What you will do
Omit all images, then return the remaining material exactly as it stands.

*****

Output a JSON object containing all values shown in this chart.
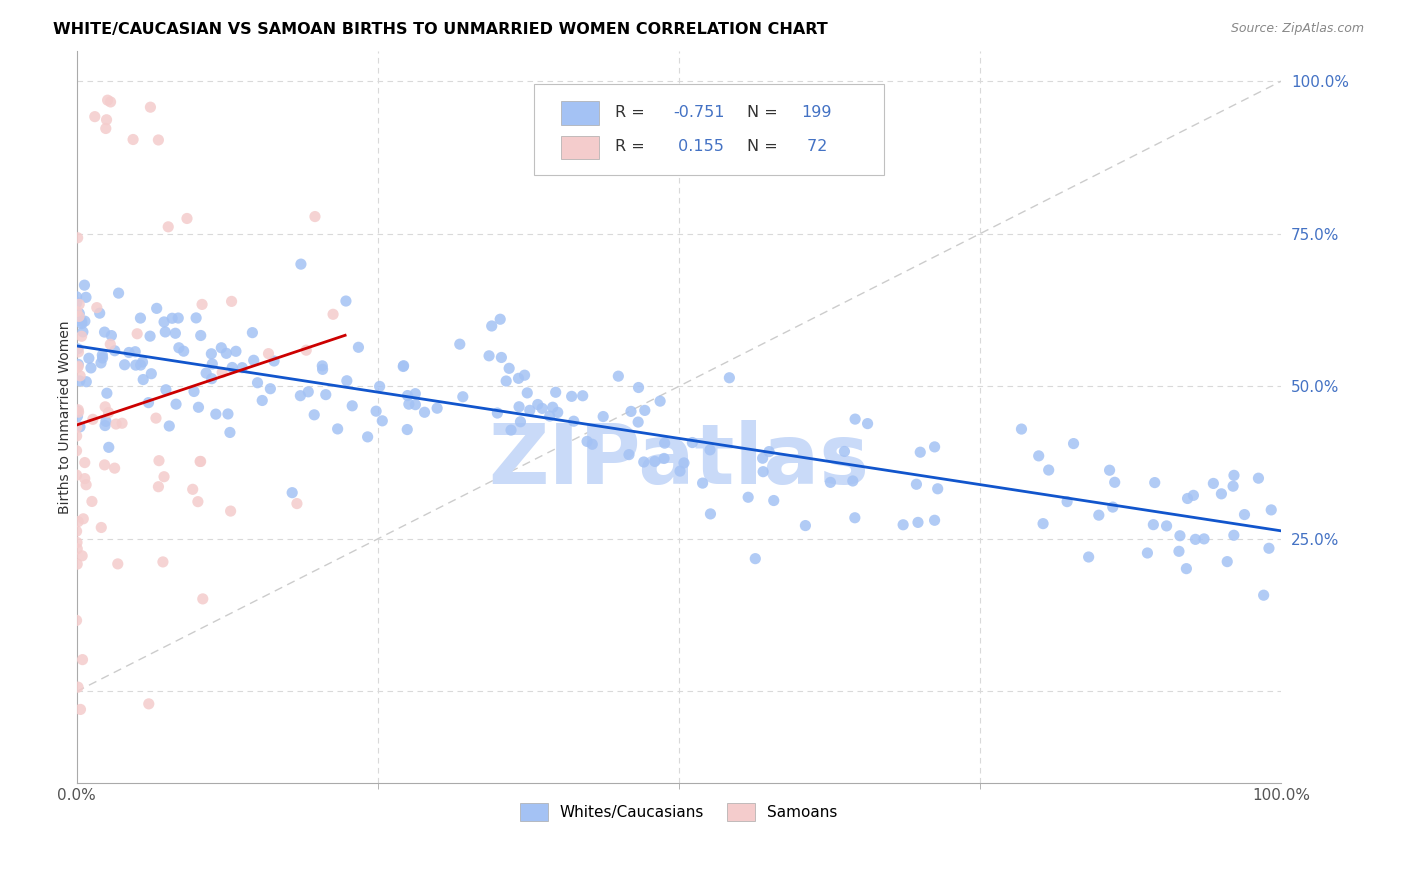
{
  "title": "WHITE/CAUCASIAN VS SAMOAN BIRTHS TO UNMARRIED WOMEN CORRELATION CHART",
  "source": "Source: ZipAtlas.com",
  "ylabel": "Births to Unmarried Women",
  "legend_label1": "Whites/Caucasians",
  "legend_label2": "Samoans",
  "blue_color": "#a4c2f4",
  "pink_color": "#f4cccc",
  "blue_line_color": "#1155cc",
  "pink_line_color": "#cc0000",
  "diagonal_color": "#cccccc",
  "watermark_color": "#c9daf8",
  "background_color": "#ffffff",
  "grid_color": "#d9d9d9",
  "title_color": "#000000",
  "right_tick_color": "#4472c4",
  "seed": 7,
  "xmin": 0.0,
  "xmax": 1.0,
  "ymin": -0.15,
  "ymax": 1.05
}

*****

Solution for this exercise
Output a JSON object containing all values shown in this chart.
{
  "title": "WHITE/CAUCASIAN VS SAMOAN BIRTHS TO UNMARRIED WOMEN CORRELATION CHART",
  "source": "Source: ZipAtlas.com",
  "ylabel": "Births to Unmarried Women",
  "legend_label1": "Whites/Caucasians",
  "legend_label2": "Samoans",
  "blue_color": "#a4c2f4",
  "pink_color": "#f4cccc",
  "blue_line_color": "#1155cc",
  "pink_line_color": "#cc0000",
  "diagonal_color": "#cccccc",
  "watermark_color": "#c9daf8",
  "background_color": "#ffffff",
  "grid_color": "#d9d9d9",
  "title_color": "#000000",
  "right_tick_color": "#4472c4",
  "seed": 7,
  "xmin": 0.0,
  "xmax": 1.0,
  "ymin": -0.15,
  "ymax": 1.05
}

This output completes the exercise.